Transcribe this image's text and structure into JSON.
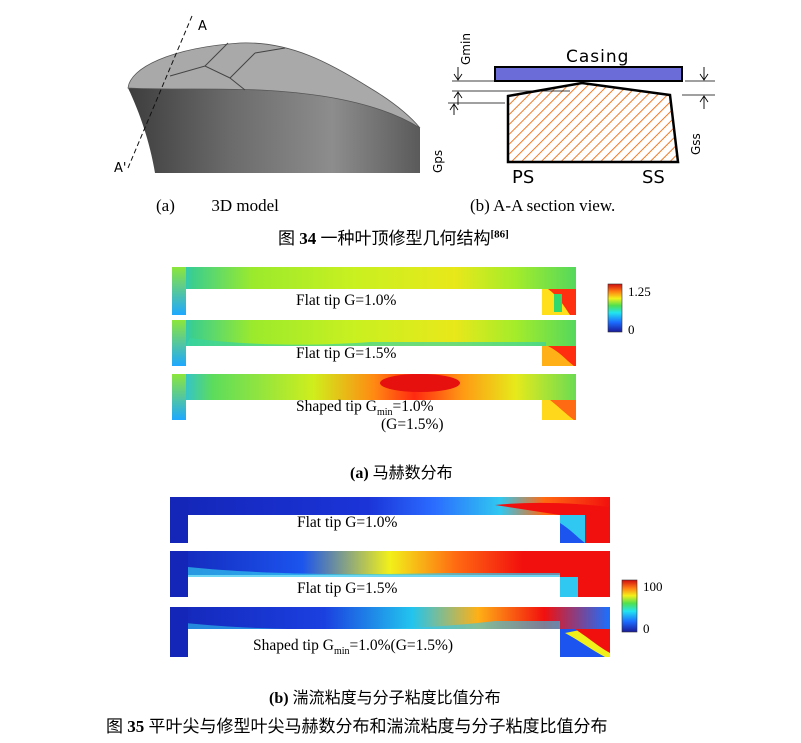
{
  "fig34": {
    "model3d": {
      "section_marker_top": "A",
      "section_marker_bottom": "A'"
    },
    "section": {
      "casing_label": "Casing",
      "gmin_label": "Gmin",
      "gps_label": "Gps",
      "gss_label": "Gss",
      "ps_label": "PS",
      "ss_label": "SS"
    },
    "sub_a": {
      "letter": "(a)",
      "text": "3D model"
    },
    "sub_b": {
      "text": "(b) A-A section view."
    },
    "caption": {
      "prefix": "图",
      "number": "34",
      "text": "一种叶顶修型几何结构",
      "ref": "[86]"
    }
  },
  "fig35": {
    "mach": {
      "panels": [
        {
          "label": "Flat tip G=1.0%"
        },
        {
          "label": "Flat tip G=1.5%"
        },
        {
          "label_pre": "Shaped tip G",
          "label_sub": "min",
          "label_post": "=1.0%",
          "label_line2": "(G=1.5%)"
        }
      ],
      "colorbar": {
        "max": "1.25",
        "min": "0"
      },
      "caption": {
        "letter": "(a)",
        "text": "马赫数分布"
      }
    },
    "visc": {
      "panels": [
        {
          "label": "Flat tip G=1.0%"
        },
        {
          "label": "Flat tip G=1.5%"
        },
        {
          "label_pre": "Shaped tip G",
          "label_sub": "min",
          "label_post": "=1.0%(G=1.5%)"
        }
      ],
      "colorbar": {
        "max": "100",
        "min": "0"
      },
      "caption": {
        "letter": "(b)",
        "text": "湍流粘度与分子粘度比值分布"
      }
    },
    "caption": {
      "prefix": "图",
      "number": "35",
      "text": "平叶尖与修型叶尖马赫数分布和湍流粘度与分子粘度比值分布"
    }
  }
}
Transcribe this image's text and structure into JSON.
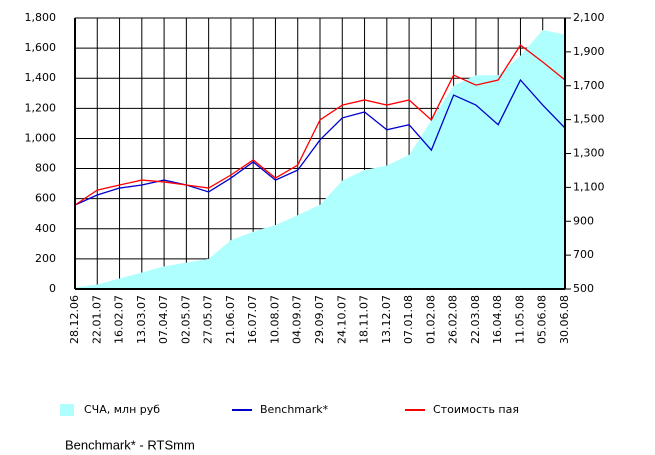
{
  "chart_data": {
    "type": "area-line",
    "categories": [
      "28.12.06",
      "22.01.07",
      "16.02.07",
      "13.03.07",
      "07.04.07",
      "02.05.07",
      "27.05.07",
      "21.06.07",
      "16.07.07",
      "10.08.07",
      "04.09.07",
      "29.09.07",
      "24.10.07",
      "18.11.07",
      "13.12.07",
      "07.01.08",
      "01.02.08",
      "26.02.08",
      "22.03.08",
      "16.04.08",
      "11.05.08",
      "05.06.08",
      "30.06.08"
    ],
    "series": [
      {
        "name": "СЧА, млн руб",
        "color": "#b0ffff",
        "kind": "area",
        "axis": "y",
        "values": [
          10,
          30,
          70,
          110,
          150,
          175,
          200,
          325,
          380,
          425,
          490,
          560,
          720,
          790,
          820,
          890,
          1120,
          1350,
          1420,
          1420,
          1550,
          1720,
          1690
        ]
      },
      {
        "name": "Benchmark*",
        "color": "#0000cc",
        "kind": "line",
        "axis": "y2",
        "values": [
          996,
          1055,
          1096,
          1114,
          1143,
          1114,
          1073,
          1155,
          1250,
          1143,
          1202,
          1380,
          1510,
          1545,
          1440,
          1470,
          1320,
          1645,
          1586,
          1470,
          1734,
          1586,
          1450
        ]
      },
      {
        "name": "Стоимость пая",
        "color": "#ff0000",
        "kind": "line",
        "axis": "y2",
        "values": [
          996,
          1084,
          1114,
          1143,
          1132,
          1114,
          1096,
          1173,
          1262,
          1155,
          1232,
          1498,
          1586,
          1616,
          1586,
          1616,
          1498,
          1763,
          1704,
          1734,
          1940,
          1840,
          1734
        ]
      }
    ],
    "ylim": [
      0,
      1800
    ],
    "yticks": [
      0,
      200,
      400,
      600,
      800,
      {
        "value": 1000,
        "label": "1,000"
      },
      {
        "value": 1200,
        "label": "1,200"
      },
      {
        "value": 1400,
        "label": "1,400"
      },
      {
        "value": 1600,
        "label": "1,600"
      },
      {
        "value": 1800,
        "label": "1,800"
      }
    ],
    "y2lim": [
      500,
      2100
    ],
    "y2ticks": [
      500,
      700,
      900,
      {
        "value": 1100,
        "label": "1,100"
      },
      {
        "value": 1300,
        "label": "1,300"
      },
      {
        "value": 1500,
        "label": "1,500"
      },
      {
        "value": 1700,
        "label": "1,700"
      },
      {
        "value": 1900,
        "label": "1,900"
      },
      {
        "value": 2100,
        "label": "2,100"
      }
    ],
    "grid": true,
    "footnote": "Benchmark* - RTSmm"
  }
}
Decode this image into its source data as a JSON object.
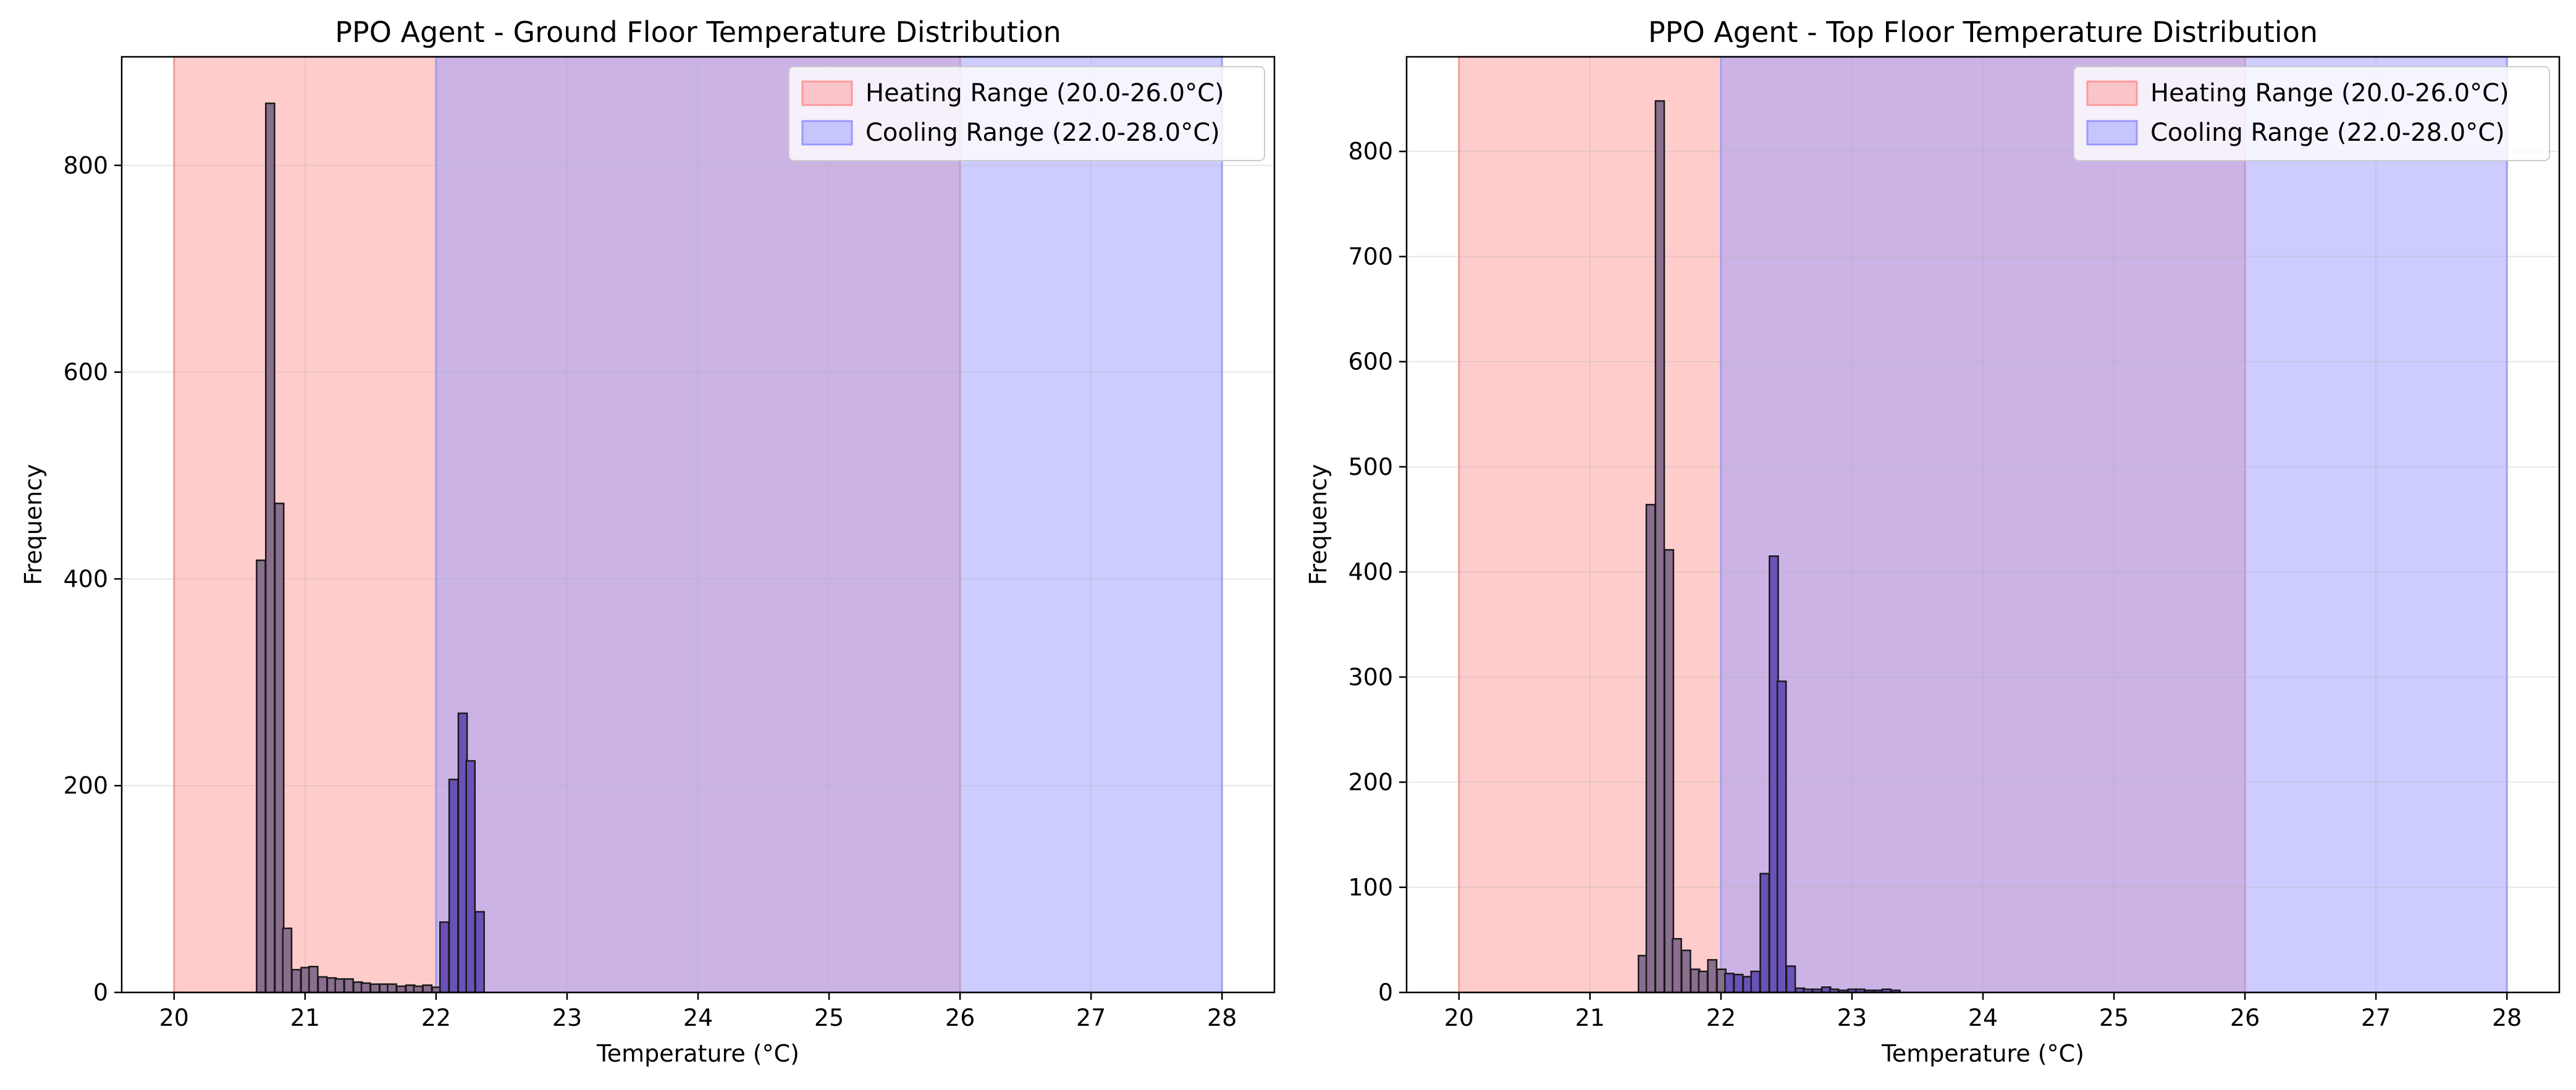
{
  "chart_data": [
    {
      "type": "histogram",
      "title": "PPO Agent - Ground Floor Temperature Distribution",
      "xlabel": "Temperature (°C)",
      "ylabel": "Frequency",
      "xlim": [
        19.6,
        28.4
      ],
      "ylim": [
        0,
        905
      ],
      "xticks": [
        20,
        21,
        22,
        23,
        24,
        25,
        26,
        27,
        28
      ],
      "yticks": [
        0,
        200,
        400,
        600,
        800
      ],
      "grid": true,
      "legend_position": "top-right",
      "shaded_ranges": [
        {
          "name": "Heating Range (20.0-26.0°C)",
          "start": 20.0,
          "end": 26.0,
          "color": "#ff9999"
        },
        {
          "name": "Cooling Range (22.0-28.0°C)",
          "start": 22.0,
          "end": 28.0,
          "color": "#9999ff"
        }
      ],
      "bin_width": 0.0667,
      "bins": [
        {
          "x": 20.63,
          "value": 418,
          "color": "#8a6e8e"
        },
        {
          "x": 20.7,
          "value": 860,
          "color": "#8a6e8e"
        },
        {
          "x": 20.77,
          "value": 473,
          "color": "#8a6e8e"
        },
        {
          "x": 20.83,
          "value": 62,
          "color": "#8a6e8e"
        },
        {
          "x": 20.9,
          "value": 22,
          "color": "#8a6e8e"
        },
        {
          "x": 20.97,
          "value": 24,
          "color": "#8a6e8e"
        },
        {
          "x": 21.03,
          "value": 25,
          "color": "#8a6e8e"
        },
        {
          "x": 21.1,
          "value": 15,
          "color": "#8a6e8e"
        },
        {
          "x": 21.17,
          "value": 14,
          "color": "#8a6e8e"
        },
        {
          "x": 21.23,
          "value": 13,
          "color": "#8a6e8e"
        },
        {
          "x": 21.3,
          "value": 13,
          "color": "#8a6e8e"
        },
        {
          "x": 21.37,
          "value": 10,
          "color": "#8a6e8e"
        },
        {
          "x": 21.43,
          "value": 9,
          "color": "#8a6e8e"
        },
        {
          "x": 21.5,
          "value": 8,
          "color": "#8a6e8e"
        },
        {
          "x": 21.57,
          "value": 8,
          "color": "#8a6e8e"
        },
        {
          "x": 21.63,
          "value": 8,
          "color": "#8a6e8e"
        },
        {
          "x": 21.7,
          "value": 6,
          "color": "#8a6e8e"
        },
        {
          "x": 21.77,
          "value": 7,
          "color": "#8a6e8e"
        },
        {
          "x": 21.83,
          "value": 6,
          "color": "#8a6e8e"
        },
        {
          "x": 21.9,
          "value": 7,
          "color": "#8a6e8e"
        },
        {
          "x": 21.97,
          "value": 5,
          "color": "#8a6e8e"
        },
        {
          "x": 22.03,
          "value": 68,
          "color": "#6a52b8"
        },
        {
          "x": 22.1,
          "value": 206,
          "color": "#6a52b8"
        },
        {
          "x": 22.17,
          "value": 270,
          "color": "#6a52b8"
        },
        {
          "x": 22.23,
          "value": 224,
          "color": "#6a52b8"
        },
        {
          "x": 22.3,
          "value": 78,
          "color": "#6a52b8"
        }
      ]
    },
    {
      "type": "histogram",
      "title": "PPO Agent - Top Floor Temperature Distribution",
      "xlabel": "Temperature (°C)",
      "ylabel": "Frequency",
      "xlim": [
        19.6,
        28.4
      ],
      "ylim": [
        0,
        890
      ],
      "xticks": [
        20,
        21,
        22,
        23,
        24,
        25,
        26,
        27,
        28
      ],
      "yticks": [
        0,
        100,
        200,
        300,
        400,
        500,
        600,
        700,
        800
      ],
      "grid": true,
      "legend_position": "top-right",
      "shaded_ranges": [
        {
          "name": "Heating Range (20.0-26.0°C)",
          "start": 20.0,
          "end": 26.0,
          "color": "#ff9999"
        },
        {
          "name": "Cooling Range (22.0-28.0°C)",
          "start": 22.0,
          "end": 28.0,
          "color": "#9999ff"
        }
      ],
      "bin_width": 0.0667,
      "bins": [
        {
          "x": 21.37,
          "value": 35,
          "color": "#8a6e8e"
        },
        {
          "x": 21.43,
          "value": 464,
          "color": "#8a6e8e"
        },
        {
          "x": 21.5,
          "value": 848,
          "color": "#8a6e8e"
        },
        {
          "x": 21.57,
          "value": 421,
          "color": "#8a6e8e"
        },
        {
          "x": 21.63,
          "value": 51,
          "color": "#8a6e8e"
        },
        {
          "x": 21.7,
          "value": 40,
          "color": "#8a6e8e"
        },
        {
          "x": 21.77,
          "value": 22,
          "color": "#8a6e8e"
        },
        {
          "x": 21.83,
          "value": 20,
          "color": "#8a6e8e"
        },
        {
          "x": 21.9,
          "value": 31,
          "color": "#8a6e8e"
        },
        {
          "x": 21.97,
          "value": 22,
          "color": "#8a6e8e"
        },
        {
          "x": 22.03,
          "value": 18,
          "color": "#6a52b8"
        },
        {
          "x": 22.1,
          "value": 17,
          "color": "#6a52b8"
        },
        {
          "x": 22.17,
          "value": 15,
          "color": "#6a52b8"
        },
        {
          "x": 22.23,
          "value": 20,
          "color": "#6a52b8"
        },
        {
          "x": 22.3,
          "value": 113,
          "color": "#6a52b8"
        },
        {
          "x": 22.37,
          "value": 415,
          "color": "#6a52b8"
        },
        {
          "x": 22.43,
          "value": 296,
          "color": "#6a52b8"
        },
        {
          "x": 22.5,
          "value": 25,
          "color": "#6a52b8"
        },
        {
          "x": 22.57,
          "value": 4,
          "color": "#6a52b8"
        },
        {
          "x": 22.63,
          "value": 3,
          "color": "#6a52b8"
        },
        {
          "x": 22.7,
          "value": 3,
          "color": "#6a52b8"
        },
        {
          "x": 22.77,
          "value": 5,
          "color": "#6a52b8"
        },
        {
          "x": 22.83,
          "value": 3,
          "color": "#6a52b8"
        },
        {
          "x": 22.9,
          "value": 2,
          "color": "#6a52b8"
        },
        {
          "x": 22.97,
          "value": 3,
          "color": "#6a52b8"
        },
        {
          "x": 23.03,
          "value": 3,
          "color": "#6a52b8"
        },
        {
          "x": 23.1,
          "value": 2,
          "color": "#6a52b8"
        },
        {
          "x": 23.17,
          "value": 2,
          "color": "#6a52b8"
        },
        {
          "x": 23.23,
          "value": 3,
          "color": "#6a52b8"
        },
        {
          "x": 23.3,
          "value": 2,
          "color": "#6a52b8"
        }
      ]
    }
  ]
}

· · ·

Scan the records above for the string "text", then select every line that holds it.

Transcribe this image's text and structure into JSON.
      "text": "3D model"
      "text": "(b) A-A section view."
      "text": "一种叶顶修型几何结构",
        "text": "马赫数分布"
        "text": "湍流粘度与分子粘度比值分布"
      "text": "平叶尖与修型叶尖马赫数分布和湍流粘度与分子粘度比值分布"
Transcribe this image's text and structure into JSON.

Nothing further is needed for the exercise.